Required work
Set down each record exactly as written.

=== Material for this exercise ===

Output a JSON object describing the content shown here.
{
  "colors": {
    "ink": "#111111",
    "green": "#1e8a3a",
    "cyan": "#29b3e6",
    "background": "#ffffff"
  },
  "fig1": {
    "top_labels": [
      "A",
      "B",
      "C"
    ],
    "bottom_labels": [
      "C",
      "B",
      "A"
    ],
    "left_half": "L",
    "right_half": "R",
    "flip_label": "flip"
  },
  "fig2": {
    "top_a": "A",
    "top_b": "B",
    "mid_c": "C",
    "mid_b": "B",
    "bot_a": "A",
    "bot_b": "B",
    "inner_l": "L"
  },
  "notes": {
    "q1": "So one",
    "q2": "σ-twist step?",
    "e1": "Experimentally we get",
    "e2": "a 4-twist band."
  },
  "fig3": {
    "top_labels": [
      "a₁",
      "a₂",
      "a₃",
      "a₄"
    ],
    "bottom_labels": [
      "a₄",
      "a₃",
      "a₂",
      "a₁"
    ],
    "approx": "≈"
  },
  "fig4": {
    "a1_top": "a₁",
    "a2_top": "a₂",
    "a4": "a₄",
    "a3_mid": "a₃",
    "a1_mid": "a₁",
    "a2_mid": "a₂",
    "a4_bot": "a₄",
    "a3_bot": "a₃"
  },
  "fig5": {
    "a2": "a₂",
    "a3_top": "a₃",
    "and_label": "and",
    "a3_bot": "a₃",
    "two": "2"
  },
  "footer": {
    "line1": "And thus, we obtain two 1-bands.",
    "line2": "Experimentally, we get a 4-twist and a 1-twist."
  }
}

===

Exercise solution
Output a JSON object describing the content shown here.
{
  "colors": {
    "ink": "#111111",
    "green": "#1e8a3a",
    "cyan": "#29b3e6",
    "background": "#ffffff"
  },
  "fig1": {
    "top_labels": [
      "A",
      "B",
      "C"
    ],
    "bottom_labels": [
      "C",
      "B",
      "A"
    ],
    "left_half": "L",
    "right_half": "R",
    "flip_label": "flip"
  },
  "fig2": {
    "top_a": "A",
    "top_b": "B",
    "mid_c": "C",
    "mid_b": "B",
    "bot_a": "A",
    "bot_b": "B",
    "inner_l": "L"
  },
  "notes": {
    "q1": "So one",
    "q2": "σ-twist step?",
    "e1": "Experimentally we get",
    "e2": "a 4-twist band."
  },
  "fig3": {
    "top_labels": [
      "a₁",
      "a₂",
      "a₃",
      "a₄"
    ],
    "bottom_labels": [
      "a₄",
      "a₃",
      "a₂",
      "a₁"
    ],
    "approx": "≈"
  },
  "fig4": {
    "a1_top": "a₁",
    "a2_top": "a₂",
    "a4": "a₄",
    "a3_mid": "a₃",
    "a1_mid": "a₁",
    "a2_mid": "a₂",
    "a4_bot": "a₄",
    "a3_bot": "a₃"
  },
  "fig5": {
    "a2": "a₂",
    "a3_top": "a₃",
    "and_label": "and",
    "a3_bot": "a₃",
    "two": "2"
  },
  "footer": {
    "line1": "And thus, we obtain two 1-bands.",
    "line2": "Experimentally, we get a 4-twist and a 1-twist."
  }
}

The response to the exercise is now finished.